- **THE EXERCISE**: The listing beneath should be written out in full, exactly as shown.

## start RECORDS TO USE

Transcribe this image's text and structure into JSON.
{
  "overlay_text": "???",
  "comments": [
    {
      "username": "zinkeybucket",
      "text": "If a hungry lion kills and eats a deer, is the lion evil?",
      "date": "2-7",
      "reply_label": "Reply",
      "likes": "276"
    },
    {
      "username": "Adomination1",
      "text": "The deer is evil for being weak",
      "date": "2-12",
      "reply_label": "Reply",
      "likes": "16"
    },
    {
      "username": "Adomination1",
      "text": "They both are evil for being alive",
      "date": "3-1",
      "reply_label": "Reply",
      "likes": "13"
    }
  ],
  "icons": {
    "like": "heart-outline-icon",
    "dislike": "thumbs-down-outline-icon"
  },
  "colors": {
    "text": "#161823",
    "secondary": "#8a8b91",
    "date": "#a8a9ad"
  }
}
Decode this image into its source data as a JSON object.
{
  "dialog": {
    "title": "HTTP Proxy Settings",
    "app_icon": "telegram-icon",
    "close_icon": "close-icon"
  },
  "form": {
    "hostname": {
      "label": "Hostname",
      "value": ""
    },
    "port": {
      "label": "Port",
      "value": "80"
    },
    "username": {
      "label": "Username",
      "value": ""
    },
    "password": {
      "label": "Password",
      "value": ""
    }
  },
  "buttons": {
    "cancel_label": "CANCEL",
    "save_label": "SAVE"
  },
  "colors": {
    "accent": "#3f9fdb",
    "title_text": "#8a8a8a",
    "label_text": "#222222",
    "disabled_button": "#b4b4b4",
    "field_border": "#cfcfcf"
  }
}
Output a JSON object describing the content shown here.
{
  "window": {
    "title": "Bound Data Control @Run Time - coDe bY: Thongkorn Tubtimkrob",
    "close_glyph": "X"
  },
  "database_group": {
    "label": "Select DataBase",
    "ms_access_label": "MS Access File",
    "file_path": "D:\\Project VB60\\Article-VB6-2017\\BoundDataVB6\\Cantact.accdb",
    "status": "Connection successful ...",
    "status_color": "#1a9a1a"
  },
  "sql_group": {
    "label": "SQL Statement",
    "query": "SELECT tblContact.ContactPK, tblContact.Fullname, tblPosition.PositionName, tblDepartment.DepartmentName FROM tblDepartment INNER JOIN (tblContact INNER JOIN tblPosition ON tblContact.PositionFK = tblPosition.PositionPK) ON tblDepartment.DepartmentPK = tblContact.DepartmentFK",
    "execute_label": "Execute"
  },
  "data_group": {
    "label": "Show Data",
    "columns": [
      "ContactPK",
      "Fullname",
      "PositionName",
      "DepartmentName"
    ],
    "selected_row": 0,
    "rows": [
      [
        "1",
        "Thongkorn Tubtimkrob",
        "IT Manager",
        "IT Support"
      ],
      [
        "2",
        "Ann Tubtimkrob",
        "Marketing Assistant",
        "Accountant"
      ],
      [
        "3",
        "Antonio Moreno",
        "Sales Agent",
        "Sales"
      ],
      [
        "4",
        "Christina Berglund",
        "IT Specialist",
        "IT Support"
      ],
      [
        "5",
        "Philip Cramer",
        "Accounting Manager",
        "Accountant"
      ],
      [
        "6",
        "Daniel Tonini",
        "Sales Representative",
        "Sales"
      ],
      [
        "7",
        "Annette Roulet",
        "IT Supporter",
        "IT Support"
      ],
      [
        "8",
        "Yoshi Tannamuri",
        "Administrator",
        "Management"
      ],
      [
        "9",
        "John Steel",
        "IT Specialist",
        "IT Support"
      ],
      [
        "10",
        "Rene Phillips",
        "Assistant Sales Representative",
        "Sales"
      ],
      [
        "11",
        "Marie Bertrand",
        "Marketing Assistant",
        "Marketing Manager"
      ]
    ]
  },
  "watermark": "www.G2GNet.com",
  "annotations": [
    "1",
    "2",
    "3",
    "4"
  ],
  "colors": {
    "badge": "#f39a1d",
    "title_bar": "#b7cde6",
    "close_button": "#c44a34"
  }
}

## end RECORDS TO USE

- **THE RESULT**:
Transcribe this image's text and structure into JSON.
{
  "overlay_text": "???",
  "comments": [
    {
      "username": "zinkeybucket",
      "text": "If a hungry lion kills and eats a deer, is the lion evil?",
      "date": "2-7",
      "reply_label": "Reply",
      "likes": "276"
    },
    {
      "username": "Adomination1",
      "text": "The deer is evil for being weak",
      "date": "2-12",
      "reply_label": "Reply",
      "likes": "16"
    },
    {
      "username": "Adomination1",
      "text": "They both are evil for being alive",
      "date": "3-1",
      "reply_label": "Reply",
      "likes": "13"
    }
  ],
  "icons": {
    "like": "heart-outline-icon",
    "dislike": "thumbs-down-outline-icon"
  },
  "colors": {
    "text": "#161823",
    "secondary": "#8a8b91",
    "date": "#a8a9ad"
  }
}
Decode this image into its source data as a JSON object.
{
  "dialog": {
    "title": "HTTP Proxy Settings",
    "app_icon": "telegram-icon",
    "close_icon": "close-icon"
  },
  "form": {
    "hostname": {
      "label": "Hostname",
      "value": ""
    },
    "port": {
      "label": "Port",
      "value": "80"
    },
    "username": {
      "label": "Username",
      "value": ""
    },
    "password": {
      "label": "Password",
      "value": ""
    }
  },
  "buttons": {
    "cancel_label": "CANCEL",
    "save_label": "SAVE"
  },
  "colors": {
    "accent": "#3f9fdb",
    "title_text": "#8a8a8a",
    "label_text": "#222222",
    "disabled_button": "#b4b4b4",
    "field_border": "#cfcfcf"
  }
}
Output a JSON object describing the content shown here.
{
  "window": {
    "title": "Bound Data Control @Run Time - coDe bY: Thongkorn Tubtimkrob",
    "close_glyph": "X"
  },
  "database_group": {
    "label": "Select DataBase",
    "ms_access_label": "MS Access File",
    "file_path": "D:\\Project VB60\\Article-VB6-2017\\BoundDataVB6\\Cantact.accdb",
    "status": "Connection successful ...",
    "status_color": "#1a9a1a"
  },
  "sql_group": {
    "label": "SQL Statement",
    "query": "SELECT tblContact.ContactPK, tblContact.Fullname, tblPosition.PositionName, tblDepartment.DepartmentName FROM tblDepartment INNER JOIN (tblContact INNER JOIN tblPosition ON tblContact.PositionFK = tblPosition.PositionPK) ON tblDepartment.DepartmentPK = tblContact.DepartmentFK",
    "execute_label": "Execute"
  },
  "data_group": {
    "label": "Show Data",
    "columns": [
      "ContactPK",
      "Fullname",
      "PositionName",
      "DepartmentName"
    ],
    "selected_row": 0,
    "rows": [
      [
        "1",
        "Thongkorn Tubtimkrob",
        "IT Manager",
        "IT Support"
      ],
      [
        "2",
        "Ann Tubtimkrob",
        "Marketing Assistant",
        "Accountant"
      ],
      [
        "3",
        "Antonio Moreno",
        "Sales Agent",
        "Sales"
      ],
      [
        "4",
        "Christina Berglund",
        "IT Specialist",
        "IT Support"
      ],
      [
        "5",
        "Philip Cramer",
        "Accounting Manager",
        "Accountant"
      ],
      [
        "6",
        "Daniel Tonini",
        "Sales Representative",
        "Sales"
      ],
      [
        "7",
        "Annette Roulet",
        "IT Supporter",
        "IT Support"
      ],
      [
        "8",
        "Yoshi Tannamuri",
        "Administrator",
        "Management"
      ],
      [
        "9",
        "John Steel",
        "IT Specialist",
        "IT Support"
      ],
      [
        "10",
        "Rene Phillips",
        "Assistant Sales Representative",
        "Sales"
      ],
      [
        "11",
        "Marie Bertrand",
        "Marketing Assistant",
        "Marketing Manager"
      ]
    ]
  },
  "watermark": "www.G2GNet.com",
  "annotations": [
    "1",
    "2",
    "3",
    "4"
  ],
  "colors": {
    "badge": "#f39a1d",
    "title_bar": "#b7cde6",
    "close_button": "#c44a34"
  }
}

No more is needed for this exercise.